Only lines holding the word "финансовый" should be copied from the material.

***

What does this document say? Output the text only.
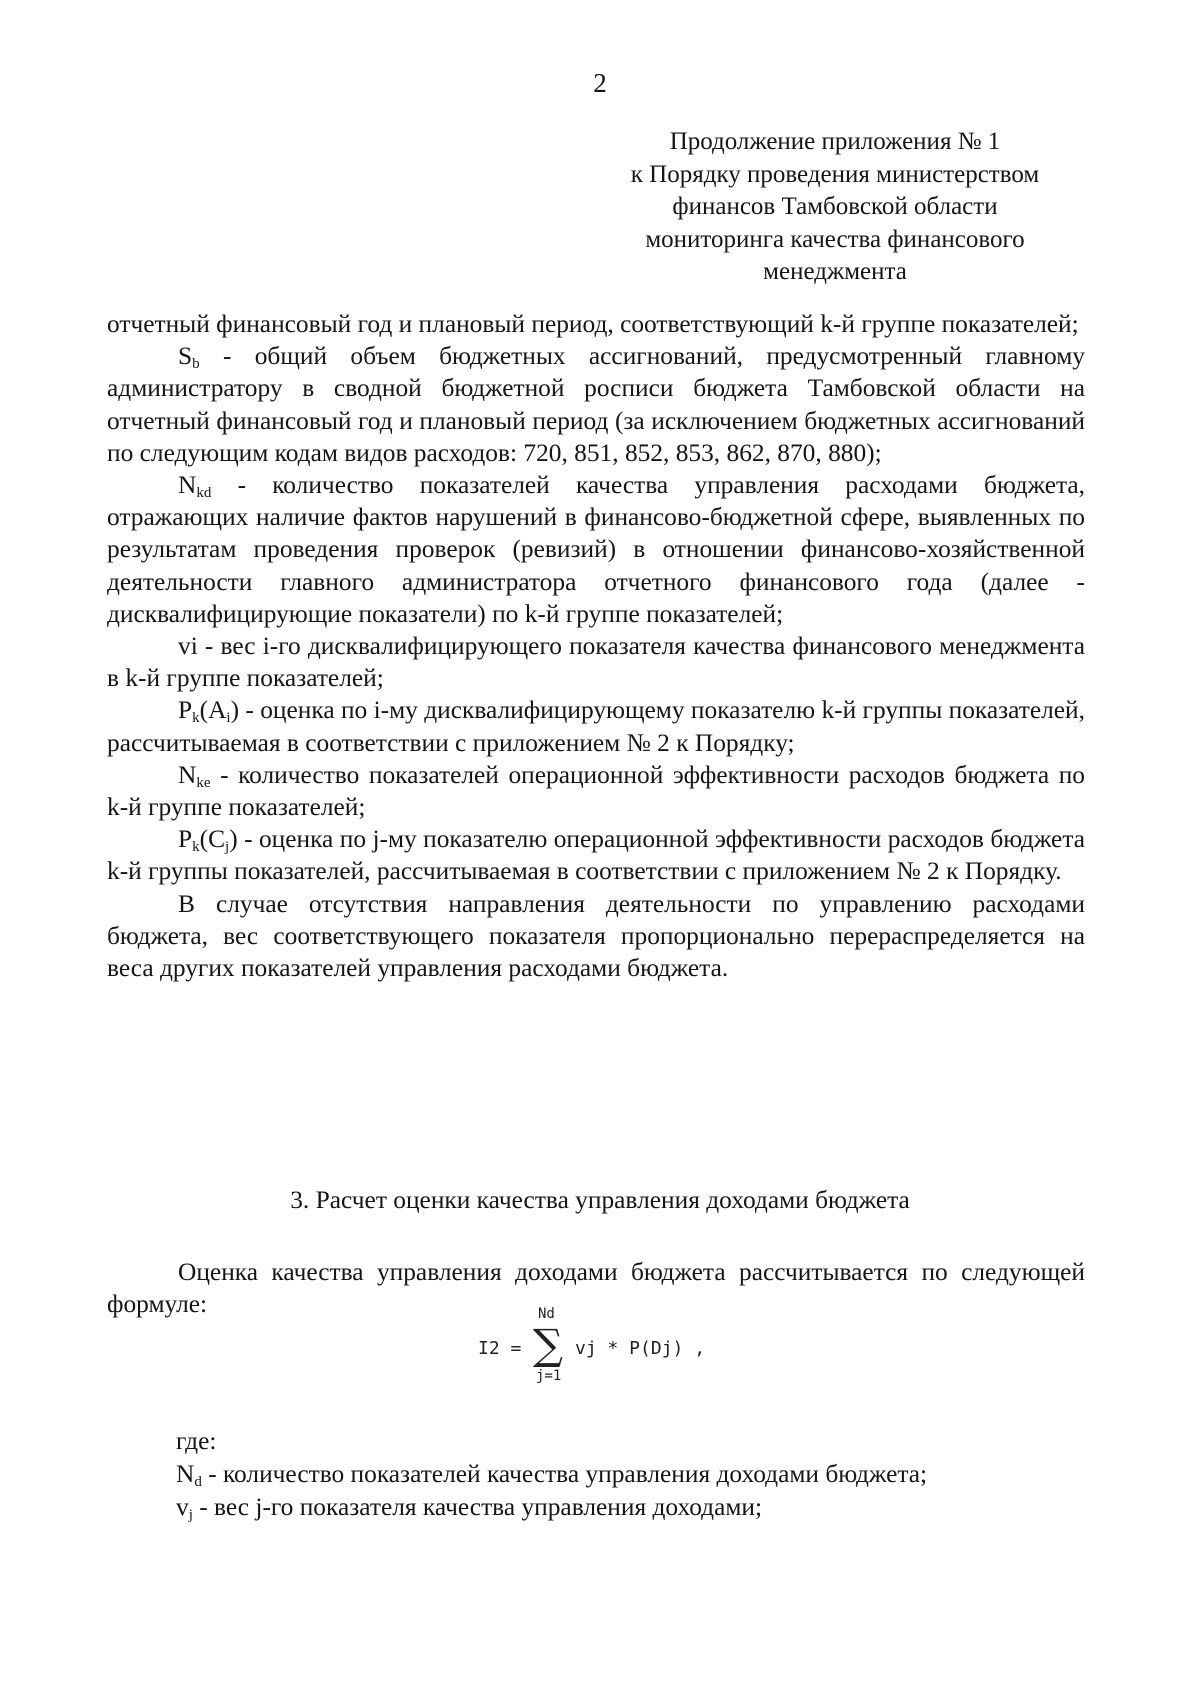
2
Продолжение приложения № 1
к Порядку проведения министерством
финансов Тамбовской области
мониторинга качества финансового
менеджмента

отчетный финансовый год и плановый период, соответствующий k-й группе показателей;

$S_b$ - общий объем бюджетных ассигнований, предусмотренный главному администратору в сводной бюджетной росписи бюджета Тамбовской области на отчетный финансовый год и плановый период (за исключением бюджетных ассигнований по следующим кодам видов расходов: 720, 851, 852, 853, 862, 870, 880);

$N_{kd}$ - количество показателей качества управления расходами бюджета, отражающих наличие фактов нарушений в финансово-бюджетной сфере, выявленных по результатам проведения проверок (ревизий) в отношении финансово-хозяйственной деятельности главного администратора отчетного финансового года (далее - дисквалифицирующие показатели) по k-й группе показателей;

vi - вес i-го дисквалифицирующего показателя качества финансового менеджмента в k-й группе показателей;

$P_k(A_i)$ - оценка по i-му дисквалифицирующему показателю k-й группы показателей, рассчитываемая в соответствии с приложением № 2 к Порядку;

$N_{ke}$ - количество показателей операционной эффективности расходов бюджета по k-й группе показателей;

$P_k(C_j)$ - оценка по j-му показателю операционной эффективности расходов бюджета k-й группы показателей, рассчитываемая в соответствии с приложением № 2 к Порядку.

В случае отсутствия направления деятельности по управлению расходами бюджета, вес соответствующего показателя пропорционально перераспределяется на веса других показателей управления расходами бюджета.

3. Расчет оценки качества управления доходами бюджета

Оценка качества управления доходами бюджета рассчитывается по следующей формуле:

I2 =
Nd
∑
j=1
vj * P(Dj) ,

где:

$N_d$ - количество показателей качества управления доходами бюджета;

$v_j$ - вес j-го показателя качества управления доходами;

***

▸ Answer to this problem
отчетный финансовый год и плановый период, соответствующий k-й группе показателей;
$S_b$ - общий объем бюджетных ассигнований, предусмотренный главному администратору в сводной бюджетной росписи бюджета Тамбовской области на отчетный финансовый год и плановый период (за исключением бюджетных ассигнований по следующим кодам видов расходов: 720, 851, 852, 853, 862, 870, 880);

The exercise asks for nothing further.